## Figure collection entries
## Start

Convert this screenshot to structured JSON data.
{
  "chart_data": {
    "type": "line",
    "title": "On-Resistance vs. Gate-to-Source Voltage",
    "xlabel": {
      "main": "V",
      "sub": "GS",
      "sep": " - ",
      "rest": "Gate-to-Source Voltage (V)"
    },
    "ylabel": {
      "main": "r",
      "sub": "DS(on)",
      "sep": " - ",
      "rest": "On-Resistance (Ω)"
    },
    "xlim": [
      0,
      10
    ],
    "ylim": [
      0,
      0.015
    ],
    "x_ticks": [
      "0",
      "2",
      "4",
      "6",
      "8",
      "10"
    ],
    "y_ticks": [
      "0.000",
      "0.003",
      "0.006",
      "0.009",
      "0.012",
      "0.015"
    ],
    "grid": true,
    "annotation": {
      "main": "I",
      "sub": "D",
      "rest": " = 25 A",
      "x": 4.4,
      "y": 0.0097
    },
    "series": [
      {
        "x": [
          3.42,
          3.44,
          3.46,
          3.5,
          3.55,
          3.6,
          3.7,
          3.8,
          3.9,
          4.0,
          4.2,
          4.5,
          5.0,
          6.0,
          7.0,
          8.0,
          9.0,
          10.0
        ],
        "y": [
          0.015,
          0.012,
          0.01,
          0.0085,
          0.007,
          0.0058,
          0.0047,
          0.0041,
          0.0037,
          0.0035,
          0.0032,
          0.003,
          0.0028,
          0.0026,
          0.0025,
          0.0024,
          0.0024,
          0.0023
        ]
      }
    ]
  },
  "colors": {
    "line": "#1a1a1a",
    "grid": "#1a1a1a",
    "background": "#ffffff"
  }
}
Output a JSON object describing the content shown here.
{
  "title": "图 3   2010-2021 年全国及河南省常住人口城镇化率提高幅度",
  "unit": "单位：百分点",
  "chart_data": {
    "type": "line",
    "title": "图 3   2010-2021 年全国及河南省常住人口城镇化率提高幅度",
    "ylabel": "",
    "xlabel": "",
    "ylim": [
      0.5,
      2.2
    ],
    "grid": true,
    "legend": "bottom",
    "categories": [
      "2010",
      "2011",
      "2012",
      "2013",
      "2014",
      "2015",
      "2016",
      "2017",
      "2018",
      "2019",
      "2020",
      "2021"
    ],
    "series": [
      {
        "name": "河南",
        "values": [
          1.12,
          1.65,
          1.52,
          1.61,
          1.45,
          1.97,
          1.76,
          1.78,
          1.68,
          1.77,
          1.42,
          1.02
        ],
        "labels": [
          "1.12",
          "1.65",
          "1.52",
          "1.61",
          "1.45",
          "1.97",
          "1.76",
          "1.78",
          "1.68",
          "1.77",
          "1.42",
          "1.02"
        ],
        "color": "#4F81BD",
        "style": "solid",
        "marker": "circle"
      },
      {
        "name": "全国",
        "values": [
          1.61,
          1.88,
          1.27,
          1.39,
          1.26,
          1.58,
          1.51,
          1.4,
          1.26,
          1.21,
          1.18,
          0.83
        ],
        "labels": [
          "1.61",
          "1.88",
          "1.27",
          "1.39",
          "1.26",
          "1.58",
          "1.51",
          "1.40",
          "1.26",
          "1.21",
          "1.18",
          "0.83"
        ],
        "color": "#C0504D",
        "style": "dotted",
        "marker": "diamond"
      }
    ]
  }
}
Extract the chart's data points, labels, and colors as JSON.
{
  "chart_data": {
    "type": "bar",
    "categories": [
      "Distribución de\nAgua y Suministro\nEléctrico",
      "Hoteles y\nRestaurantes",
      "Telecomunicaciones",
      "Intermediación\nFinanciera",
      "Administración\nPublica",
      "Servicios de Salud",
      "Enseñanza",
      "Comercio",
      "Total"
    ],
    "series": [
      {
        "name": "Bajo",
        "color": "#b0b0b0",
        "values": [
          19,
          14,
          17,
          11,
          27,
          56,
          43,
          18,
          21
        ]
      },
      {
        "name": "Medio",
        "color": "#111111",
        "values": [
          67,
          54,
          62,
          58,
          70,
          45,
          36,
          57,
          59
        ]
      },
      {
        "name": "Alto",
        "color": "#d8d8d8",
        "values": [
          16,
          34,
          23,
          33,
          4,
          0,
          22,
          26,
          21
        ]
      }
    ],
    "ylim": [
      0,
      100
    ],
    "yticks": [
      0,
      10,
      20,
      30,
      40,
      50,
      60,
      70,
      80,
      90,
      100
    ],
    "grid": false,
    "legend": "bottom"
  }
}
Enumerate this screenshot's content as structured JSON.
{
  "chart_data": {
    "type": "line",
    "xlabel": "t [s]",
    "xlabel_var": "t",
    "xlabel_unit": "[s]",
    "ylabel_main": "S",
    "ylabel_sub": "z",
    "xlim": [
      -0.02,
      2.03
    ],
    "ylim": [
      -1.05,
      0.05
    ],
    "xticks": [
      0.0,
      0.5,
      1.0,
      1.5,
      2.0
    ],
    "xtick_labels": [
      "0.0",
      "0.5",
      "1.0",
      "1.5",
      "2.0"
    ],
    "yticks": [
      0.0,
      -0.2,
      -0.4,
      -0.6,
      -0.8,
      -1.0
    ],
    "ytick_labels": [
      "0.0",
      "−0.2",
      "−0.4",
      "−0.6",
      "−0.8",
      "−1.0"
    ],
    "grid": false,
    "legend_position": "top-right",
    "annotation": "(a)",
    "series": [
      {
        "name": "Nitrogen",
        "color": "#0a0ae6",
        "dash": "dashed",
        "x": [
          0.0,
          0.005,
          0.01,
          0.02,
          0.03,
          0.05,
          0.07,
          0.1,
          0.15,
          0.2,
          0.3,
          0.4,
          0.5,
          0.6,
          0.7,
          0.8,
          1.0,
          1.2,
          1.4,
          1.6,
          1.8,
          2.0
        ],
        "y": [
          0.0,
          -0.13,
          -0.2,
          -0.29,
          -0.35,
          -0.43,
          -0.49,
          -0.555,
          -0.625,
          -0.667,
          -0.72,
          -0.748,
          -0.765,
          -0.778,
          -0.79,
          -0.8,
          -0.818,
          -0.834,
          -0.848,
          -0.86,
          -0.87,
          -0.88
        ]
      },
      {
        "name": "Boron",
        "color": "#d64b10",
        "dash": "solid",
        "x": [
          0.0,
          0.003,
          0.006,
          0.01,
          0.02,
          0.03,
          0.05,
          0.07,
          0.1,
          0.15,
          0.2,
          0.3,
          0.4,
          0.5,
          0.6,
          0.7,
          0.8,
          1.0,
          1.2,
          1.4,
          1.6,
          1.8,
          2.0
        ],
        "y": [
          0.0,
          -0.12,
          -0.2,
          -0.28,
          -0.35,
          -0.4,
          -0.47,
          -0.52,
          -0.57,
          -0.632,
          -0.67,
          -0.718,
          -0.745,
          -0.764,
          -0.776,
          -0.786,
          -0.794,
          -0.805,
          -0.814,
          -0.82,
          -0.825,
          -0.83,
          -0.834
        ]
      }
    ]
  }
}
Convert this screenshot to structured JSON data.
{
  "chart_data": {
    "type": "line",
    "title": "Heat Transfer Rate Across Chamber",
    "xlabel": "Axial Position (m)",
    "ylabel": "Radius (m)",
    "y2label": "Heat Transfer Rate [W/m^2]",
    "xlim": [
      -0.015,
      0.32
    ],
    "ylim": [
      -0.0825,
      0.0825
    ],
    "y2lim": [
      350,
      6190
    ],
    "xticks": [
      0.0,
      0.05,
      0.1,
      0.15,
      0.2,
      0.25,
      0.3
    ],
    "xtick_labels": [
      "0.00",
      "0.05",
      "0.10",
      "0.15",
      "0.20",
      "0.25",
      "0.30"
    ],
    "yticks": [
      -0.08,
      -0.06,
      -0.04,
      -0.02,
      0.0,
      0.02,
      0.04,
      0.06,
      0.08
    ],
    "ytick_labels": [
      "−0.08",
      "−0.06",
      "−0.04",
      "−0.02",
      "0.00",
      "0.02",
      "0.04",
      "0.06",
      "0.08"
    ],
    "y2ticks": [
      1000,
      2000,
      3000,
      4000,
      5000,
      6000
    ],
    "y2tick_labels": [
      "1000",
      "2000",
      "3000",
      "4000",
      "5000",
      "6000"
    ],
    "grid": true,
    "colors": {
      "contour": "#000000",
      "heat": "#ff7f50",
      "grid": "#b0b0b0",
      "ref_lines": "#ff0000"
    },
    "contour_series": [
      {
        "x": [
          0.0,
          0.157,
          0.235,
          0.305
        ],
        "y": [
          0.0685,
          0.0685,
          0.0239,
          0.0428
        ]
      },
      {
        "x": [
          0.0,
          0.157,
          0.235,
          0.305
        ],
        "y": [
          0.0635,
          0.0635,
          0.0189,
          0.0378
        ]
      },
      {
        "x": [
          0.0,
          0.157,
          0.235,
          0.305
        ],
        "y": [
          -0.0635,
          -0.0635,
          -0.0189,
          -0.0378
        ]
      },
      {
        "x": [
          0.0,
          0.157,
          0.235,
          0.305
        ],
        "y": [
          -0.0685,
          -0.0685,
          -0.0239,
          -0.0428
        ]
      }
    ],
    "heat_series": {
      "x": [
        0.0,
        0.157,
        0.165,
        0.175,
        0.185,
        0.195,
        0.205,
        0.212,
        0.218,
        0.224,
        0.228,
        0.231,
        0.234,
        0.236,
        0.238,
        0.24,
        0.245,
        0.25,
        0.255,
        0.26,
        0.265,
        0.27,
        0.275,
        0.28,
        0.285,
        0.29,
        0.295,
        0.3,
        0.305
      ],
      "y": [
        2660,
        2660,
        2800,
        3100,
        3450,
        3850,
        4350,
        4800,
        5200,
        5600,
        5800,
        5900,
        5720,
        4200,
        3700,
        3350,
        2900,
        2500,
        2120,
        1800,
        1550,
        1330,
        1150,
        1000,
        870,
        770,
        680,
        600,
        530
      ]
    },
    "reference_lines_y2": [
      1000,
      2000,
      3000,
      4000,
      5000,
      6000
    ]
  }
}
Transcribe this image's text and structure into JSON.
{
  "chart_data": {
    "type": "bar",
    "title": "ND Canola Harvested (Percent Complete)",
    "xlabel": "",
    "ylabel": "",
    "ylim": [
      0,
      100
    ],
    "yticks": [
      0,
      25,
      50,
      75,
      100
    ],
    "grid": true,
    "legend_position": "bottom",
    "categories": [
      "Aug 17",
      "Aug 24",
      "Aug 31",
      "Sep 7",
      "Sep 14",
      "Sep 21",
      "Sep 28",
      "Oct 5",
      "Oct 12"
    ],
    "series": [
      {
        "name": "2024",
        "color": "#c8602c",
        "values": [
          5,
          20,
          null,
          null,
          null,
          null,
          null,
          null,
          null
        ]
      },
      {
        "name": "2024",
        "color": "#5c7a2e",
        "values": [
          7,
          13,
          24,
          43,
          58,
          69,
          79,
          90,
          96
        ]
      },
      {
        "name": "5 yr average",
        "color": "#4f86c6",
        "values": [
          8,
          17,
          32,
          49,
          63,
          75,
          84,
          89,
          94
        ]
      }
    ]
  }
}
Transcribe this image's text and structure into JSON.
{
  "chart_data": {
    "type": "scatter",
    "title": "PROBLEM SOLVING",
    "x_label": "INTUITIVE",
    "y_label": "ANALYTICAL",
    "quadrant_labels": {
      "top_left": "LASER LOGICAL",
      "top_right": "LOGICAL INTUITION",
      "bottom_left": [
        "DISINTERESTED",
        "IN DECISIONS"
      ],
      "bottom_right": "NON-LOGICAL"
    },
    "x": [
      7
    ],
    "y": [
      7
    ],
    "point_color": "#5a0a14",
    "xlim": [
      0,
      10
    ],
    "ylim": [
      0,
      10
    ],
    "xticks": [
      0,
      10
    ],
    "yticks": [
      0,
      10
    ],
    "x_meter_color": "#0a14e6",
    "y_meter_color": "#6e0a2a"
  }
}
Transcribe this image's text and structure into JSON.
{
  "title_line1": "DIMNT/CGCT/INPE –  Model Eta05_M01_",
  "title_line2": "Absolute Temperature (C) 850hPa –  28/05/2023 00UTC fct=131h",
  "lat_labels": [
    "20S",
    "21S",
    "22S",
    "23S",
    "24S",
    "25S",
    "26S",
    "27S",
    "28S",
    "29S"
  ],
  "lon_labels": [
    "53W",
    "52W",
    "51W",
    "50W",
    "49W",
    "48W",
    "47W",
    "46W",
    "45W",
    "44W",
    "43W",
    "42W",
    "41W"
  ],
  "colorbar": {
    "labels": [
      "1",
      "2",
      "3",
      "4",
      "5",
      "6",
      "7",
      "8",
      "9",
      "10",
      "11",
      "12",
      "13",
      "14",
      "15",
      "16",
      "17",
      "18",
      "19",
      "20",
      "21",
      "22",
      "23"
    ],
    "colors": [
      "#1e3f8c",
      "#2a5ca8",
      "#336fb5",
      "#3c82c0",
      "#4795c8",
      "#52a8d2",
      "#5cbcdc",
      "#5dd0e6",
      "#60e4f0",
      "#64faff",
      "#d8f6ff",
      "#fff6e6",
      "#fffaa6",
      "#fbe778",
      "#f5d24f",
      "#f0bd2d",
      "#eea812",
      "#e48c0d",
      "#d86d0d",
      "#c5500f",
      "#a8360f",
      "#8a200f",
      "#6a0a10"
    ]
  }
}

## End

## EXERCISE INSTRUCTIONS
Each line in the listing above that contains "colors" should be copied.

## REPLY
  "colors": {
Extract the chart's data points, labels, and colors as JSON.
    "colors": {
    "colors": [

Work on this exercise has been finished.